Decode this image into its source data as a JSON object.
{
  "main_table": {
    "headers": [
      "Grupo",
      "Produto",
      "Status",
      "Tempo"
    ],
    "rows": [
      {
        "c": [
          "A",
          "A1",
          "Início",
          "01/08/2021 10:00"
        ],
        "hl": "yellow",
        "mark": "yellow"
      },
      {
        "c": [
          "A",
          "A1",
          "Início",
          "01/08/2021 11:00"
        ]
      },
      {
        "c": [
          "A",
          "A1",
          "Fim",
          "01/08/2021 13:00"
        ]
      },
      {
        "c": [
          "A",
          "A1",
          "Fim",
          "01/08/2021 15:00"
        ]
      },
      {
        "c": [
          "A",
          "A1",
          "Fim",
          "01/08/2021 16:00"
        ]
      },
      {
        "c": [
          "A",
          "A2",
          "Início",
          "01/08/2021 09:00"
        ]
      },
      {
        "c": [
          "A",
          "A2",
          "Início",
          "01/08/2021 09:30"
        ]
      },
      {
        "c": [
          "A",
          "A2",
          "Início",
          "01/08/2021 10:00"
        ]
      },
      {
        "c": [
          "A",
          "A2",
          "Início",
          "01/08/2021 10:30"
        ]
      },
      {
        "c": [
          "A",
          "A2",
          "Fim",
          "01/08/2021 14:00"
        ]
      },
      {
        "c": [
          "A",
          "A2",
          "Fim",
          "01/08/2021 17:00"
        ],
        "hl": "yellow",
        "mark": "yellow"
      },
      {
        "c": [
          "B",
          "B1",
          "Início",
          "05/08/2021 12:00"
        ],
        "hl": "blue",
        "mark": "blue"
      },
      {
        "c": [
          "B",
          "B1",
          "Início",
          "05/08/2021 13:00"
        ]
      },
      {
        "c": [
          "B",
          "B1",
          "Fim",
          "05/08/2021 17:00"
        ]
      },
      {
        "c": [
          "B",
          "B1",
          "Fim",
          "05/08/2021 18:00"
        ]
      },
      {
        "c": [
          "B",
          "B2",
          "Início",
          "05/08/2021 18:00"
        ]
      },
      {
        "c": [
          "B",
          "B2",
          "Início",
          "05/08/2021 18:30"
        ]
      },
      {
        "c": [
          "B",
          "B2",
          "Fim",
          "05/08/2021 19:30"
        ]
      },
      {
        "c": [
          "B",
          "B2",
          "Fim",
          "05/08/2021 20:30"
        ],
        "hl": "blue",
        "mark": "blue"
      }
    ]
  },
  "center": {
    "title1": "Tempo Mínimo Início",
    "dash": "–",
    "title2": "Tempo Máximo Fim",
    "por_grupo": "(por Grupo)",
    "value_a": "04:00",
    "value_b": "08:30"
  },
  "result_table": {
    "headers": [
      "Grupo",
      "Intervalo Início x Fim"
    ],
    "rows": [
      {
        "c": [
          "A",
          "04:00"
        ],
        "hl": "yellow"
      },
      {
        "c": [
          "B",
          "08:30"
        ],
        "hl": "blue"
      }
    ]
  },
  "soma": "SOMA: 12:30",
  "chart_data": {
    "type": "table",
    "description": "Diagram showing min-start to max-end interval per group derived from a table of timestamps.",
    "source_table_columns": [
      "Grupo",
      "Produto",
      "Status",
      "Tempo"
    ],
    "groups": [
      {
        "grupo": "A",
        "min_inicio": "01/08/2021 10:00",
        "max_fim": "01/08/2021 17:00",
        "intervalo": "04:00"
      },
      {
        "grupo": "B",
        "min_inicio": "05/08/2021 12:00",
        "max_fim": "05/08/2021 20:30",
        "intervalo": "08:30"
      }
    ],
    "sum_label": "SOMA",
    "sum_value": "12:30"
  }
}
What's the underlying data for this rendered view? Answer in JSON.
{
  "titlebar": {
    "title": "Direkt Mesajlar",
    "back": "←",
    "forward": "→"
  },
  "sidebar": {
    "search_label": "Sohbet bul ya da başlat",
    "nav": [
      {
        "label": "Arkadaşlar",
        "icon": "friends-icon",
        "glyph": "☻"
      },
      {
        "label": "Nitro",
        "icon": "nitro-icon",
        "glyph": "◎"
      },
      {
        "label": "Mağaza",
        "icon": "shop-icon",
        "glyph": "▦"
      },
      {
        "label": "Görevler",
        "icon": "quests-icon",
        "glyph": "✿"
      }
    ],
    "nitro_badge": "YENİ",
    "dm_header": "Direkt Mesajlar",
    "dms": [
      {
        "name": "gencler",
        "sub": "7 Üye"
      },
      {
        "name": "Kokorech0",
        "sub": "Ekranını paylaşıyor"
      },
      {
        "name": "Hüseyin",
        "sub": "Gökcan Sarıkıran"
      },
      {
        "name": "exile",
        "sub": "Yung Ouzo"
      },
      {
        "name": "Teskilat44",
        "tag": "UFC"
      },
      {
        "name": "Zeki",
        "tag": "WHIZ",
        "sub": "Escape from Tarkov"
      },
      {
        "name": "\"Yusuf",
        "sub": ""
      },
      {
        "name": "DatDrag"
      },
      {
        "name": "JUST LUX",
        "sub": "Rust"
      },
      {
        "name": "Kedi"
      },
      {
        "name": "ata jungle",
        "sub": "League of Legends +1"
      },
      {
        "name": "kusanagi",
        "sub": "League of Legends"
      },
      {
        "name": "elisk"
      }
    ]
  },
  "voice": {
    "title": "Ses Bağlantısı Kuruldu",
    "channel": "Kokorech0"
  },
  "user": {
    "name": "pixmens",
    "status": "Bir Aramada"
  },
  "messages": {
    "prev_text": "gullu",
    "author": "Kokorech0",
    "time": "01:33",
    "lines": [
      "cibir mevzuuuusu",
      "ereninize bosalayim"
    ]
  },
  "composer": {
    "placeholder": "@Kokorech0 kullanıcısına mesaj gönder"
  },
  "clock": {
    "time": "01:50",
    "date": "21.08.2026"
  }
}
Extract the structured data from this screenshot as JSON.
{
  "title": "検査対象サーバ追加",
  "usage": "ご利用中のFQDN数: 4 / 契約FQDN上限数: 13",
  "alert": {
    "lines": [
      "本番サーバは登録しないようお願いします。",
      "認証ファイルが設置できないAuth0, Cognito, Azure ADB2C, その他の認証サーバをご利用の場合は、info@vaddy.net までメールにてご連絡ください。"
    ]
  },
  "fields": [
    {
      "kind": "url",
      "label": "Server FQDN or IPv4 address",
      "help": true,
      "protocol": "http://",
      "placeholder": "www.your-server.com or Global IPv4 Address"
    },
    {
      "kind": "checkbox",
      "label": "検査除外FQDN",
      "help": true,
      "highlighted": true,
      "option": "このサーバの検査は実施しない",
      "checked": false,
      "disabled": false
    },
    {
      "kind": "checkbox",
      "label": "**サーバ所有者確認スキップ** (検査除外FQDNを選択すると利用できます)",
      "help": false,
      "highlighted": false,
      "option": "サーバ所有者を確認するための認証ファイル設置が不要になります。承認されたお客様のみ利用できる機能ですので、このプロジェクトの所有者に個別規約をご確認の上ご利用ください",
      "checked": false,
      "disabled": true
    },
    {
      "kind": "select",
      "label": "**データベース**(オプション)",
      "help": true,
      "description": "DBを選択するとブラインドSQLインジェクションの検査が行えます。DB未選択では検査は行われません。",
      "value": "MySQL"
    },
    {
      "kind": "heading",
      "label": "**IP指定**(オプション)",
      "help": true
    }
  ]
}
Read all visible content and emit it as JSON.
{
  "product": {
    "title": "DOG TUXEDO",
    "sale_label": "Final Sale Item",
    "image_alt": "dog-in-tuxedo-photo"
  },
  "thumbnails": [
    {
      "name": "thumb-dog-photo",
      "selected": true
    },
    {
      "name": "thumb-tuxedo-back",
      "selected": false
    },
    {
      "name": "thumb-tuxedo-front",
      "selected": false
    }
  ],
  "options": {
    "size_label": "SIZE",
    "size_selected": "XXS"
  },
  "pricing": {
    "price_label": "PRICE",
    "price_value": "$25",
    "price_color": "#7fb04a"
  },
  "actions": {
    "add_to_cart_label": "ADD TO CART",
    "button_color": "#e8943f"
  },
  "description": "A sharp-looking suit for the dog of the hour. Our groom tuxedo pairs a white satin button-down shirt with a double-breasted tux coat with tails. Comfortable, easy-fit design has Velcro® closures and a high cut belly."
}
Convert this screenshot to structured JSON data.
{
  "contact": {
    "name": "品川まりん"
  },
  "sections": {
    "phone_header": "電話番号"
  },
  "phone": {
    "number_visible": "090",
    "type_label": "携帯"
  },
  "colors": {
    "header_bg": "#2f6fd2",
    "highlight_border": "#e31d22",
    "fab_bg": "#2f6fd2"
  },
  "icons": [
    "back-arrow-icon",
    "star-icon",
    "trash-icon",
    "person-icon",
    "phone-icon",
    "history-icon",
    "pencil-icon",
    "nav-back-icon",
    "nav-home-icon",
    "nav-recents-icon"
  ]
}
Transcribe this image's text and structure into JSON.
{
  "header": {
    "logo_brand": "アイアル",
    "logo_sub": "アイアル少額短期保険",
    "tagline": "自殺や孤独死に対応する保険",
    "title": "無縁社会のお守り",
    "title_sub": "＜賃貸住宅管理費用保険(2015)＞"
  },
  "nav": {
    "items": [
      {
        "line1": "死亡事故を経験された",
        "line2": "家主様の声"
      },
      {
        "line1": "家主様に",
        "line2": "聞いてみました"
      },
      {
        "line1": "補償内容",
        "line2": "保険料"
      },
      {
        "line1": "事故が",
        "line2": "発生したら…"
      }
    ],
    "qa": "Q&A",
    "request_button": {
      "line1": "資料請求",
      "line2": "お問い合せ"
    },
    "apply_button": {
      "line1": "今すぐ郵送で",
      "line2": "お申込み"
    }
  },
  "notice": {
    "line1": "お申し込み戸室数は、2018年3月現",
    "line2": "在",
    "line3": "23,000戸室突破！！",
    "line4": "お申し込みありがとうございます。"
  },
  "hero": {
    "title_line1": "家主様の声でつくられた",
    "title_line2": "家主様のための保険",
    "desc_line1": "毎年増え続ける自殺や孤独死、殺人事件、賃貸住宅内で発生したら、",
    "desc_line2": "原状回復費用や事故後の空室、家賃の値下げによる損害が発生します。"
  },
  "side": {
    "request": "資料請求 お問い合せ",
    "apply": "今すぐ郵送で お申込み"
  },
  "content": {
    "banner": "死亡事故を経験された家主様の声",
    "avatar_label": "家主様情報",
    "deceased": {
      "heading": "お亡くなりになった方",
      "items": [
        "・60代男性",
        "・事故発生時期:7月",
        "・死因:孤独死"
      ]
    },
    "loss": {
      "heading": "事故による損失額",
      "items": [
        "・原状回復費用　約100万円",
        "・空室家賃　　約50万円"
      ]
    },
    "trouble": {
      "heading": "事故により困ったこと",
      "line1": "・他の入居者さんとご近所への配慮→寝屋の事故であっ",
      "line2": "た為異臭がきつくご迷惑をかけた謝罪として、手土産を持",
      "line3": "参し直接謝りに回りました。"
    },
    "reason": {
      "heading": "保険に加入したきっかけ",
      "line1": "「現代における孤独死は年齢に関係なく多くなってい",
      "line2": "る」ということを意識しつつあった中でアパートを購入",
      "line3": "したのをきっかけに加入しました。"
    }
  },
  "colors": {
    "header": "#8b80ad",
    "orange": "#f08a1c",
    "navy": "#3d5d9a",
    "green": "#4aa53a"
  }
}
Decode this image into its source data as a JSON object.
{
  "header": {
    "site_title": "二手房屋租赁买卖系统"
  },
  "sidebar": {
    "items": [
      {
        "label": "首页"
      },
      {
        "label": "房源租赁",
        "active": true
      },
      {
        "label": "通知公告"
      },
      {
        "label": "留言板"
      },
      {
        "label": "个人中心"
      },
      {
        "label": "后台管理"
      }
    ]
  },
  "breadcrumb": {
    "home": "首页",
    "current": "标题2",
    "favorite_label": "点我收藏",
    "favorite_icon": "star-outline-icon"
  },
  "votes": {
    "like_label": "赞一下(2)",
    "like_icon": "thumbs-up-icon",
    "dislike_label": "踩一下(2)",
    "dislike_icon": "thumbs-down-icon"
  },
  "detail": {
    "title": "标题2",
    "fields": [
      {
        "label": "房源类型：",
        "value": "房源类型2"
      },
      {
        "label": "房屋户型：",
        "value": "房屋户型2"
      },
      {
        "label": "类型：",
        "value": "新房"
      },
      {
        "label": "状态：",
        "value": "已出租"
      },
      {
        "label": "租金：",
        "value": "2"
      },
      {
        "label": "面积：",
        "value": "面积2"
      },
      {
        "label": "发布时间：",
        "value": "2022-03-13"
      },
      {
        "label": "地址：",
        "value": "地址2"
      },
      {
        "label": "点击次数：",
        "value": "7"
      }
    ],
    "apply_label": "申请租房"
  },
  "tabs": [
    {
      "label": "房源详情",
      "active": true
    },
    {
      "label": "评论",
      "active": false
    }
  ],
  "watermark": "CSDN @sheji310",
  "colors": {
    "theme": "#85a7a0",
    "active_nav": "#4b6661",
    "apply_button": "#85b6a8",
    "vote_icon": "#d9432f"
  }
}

::::

> **Task prompt**
Select all lines with the word "this" from the entries above.

> **Complete response**
Decode this image into its source data as a JSON object.
What's the underlying data for this rendered view? Answer in JSON.
Extract the structured data from this screenshot as JSON.
Convert this screenshot to structured JSON data.
Transcribe this image's text and structure into JSON.
Decode this image into its source data as a JSON object.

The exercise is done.